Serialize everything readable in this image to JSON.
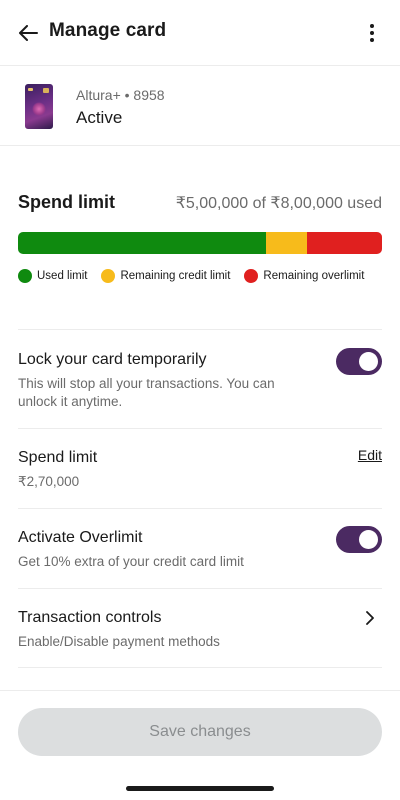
{
  "header": {
    "title": "Manage card",
    "back_icon": "arrow-left-icon",
    "more_icon": "more-vertical-icon"
  },
  "card": {
    "name": "Altura+ • 8958",
    "status": "Active"
  },
  "spend_summary": {
    "title": "Spend limit",
    "used_text": "₹5,00,000 of ₹8,00,000 used",
    "bar": {
      "used_fraction": 0.68,
      "remaining_credit_fraction": 0.115,
      "remaining_overlimit_fraction": 0.205
    },
    "legend": [
      {
        "label": "Used limit",
        "color": "#0f8a0f"
      },
      {
        "label": "Remaining credit limit",
        "color": "#f7bb1b"
      },
      {
        "label": "Remaining overlimit",
        "color": "#e0201f"
      }
    ]
  },
  "settings": {
    "lock": {
      "title": "Lock your card temporarily",
      "subtitle_line1": "This will stop all your transactions. You can",
      "subtitle_line2": "unlock it anytime.",
      "enabled": true
    },
    "spend_limit": {
      "title": "Spend limit",
      "value": "₹2,70,000",
      "edit_label": "Edit"
    },
    "overlimit": {
      "title": "Activate Overlimit",
      "subtitle": "Get 10% extra of your credit card limit",
      "enabled": true
    },
    "transaction_controls": {
      "title": "Transaction controls",
      "subtitle": "Enable/Disable payment methods"
    }
  },
  "footer": {
    "save_label": "Save changes"
  },
  "colors": {
    "accent_toggle": "#4b2a62",
    "button_disabled_bg": "#dcdedf",
    "button_disabled_text": "#8a8d8f"
  }
}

- **Your task**:
Go through the data above and transcribe it in full, omitting any image.

- **Task result**:
Serialize everything readable in this image to JSON.
{
  "header": {
    "title": "Manage card",
    "back_icon": "arrow-left-icon",
    "more_icon": "more-vertical-icon"
  },
  "card": {
    "name": "Altura+ • 8958",
    "status": "Active"
  },
  "spend_summary": {
    "title": "Spend limit",
    "used_text": "₹5,00,000 of ₹8,00,000 used",
    "bar": {
      "used_fraction": 0.68,
      "remaining_credit_fraction": 0.115,
      "remaining_overlimit_fraction": 0.205
    },
    "legend": [
      {
        "label": "Used limit",
        "color": "#0f8a0f"
      },
      {
        "label": "Remaining credit limit",
        "color": "#f7bb1b"
      },
      {
        "label": "Remaining overlimit",
        "color": "#e0201f"
      }
    ]
  },
  "settings": {
    "lock": {
      "title": "Lock your card temporarily",
      "subtitle_line1": "This will stop all your transactions. You can",
      "subtitle_line2": "unlock it anytime.",
      "enabled": true
    },
    "spend_limit": {
      "title": "Spend limit",
      "value": "₹2,70,000",
      "edit_label": "Edit"
    },
    "overlimit": {
      "title": "Activate Overlimit",
      "subtitle": "Get 10% extra of your credit card limit",
      "enabled": true
    },
    "transaction_controls": {
      "title": "Transaction controls",
      "subtitle": "Enable/Disable payment methods"
    }
  },
  "footer": {
    "save_label": "Save changes"
  },
  "colors": {
    "accent_toggle": "#4b2a62",
    "button_disabled_bg": "#dcdedf",
    "button_disabled_text": "#8a8d8f"
  }
}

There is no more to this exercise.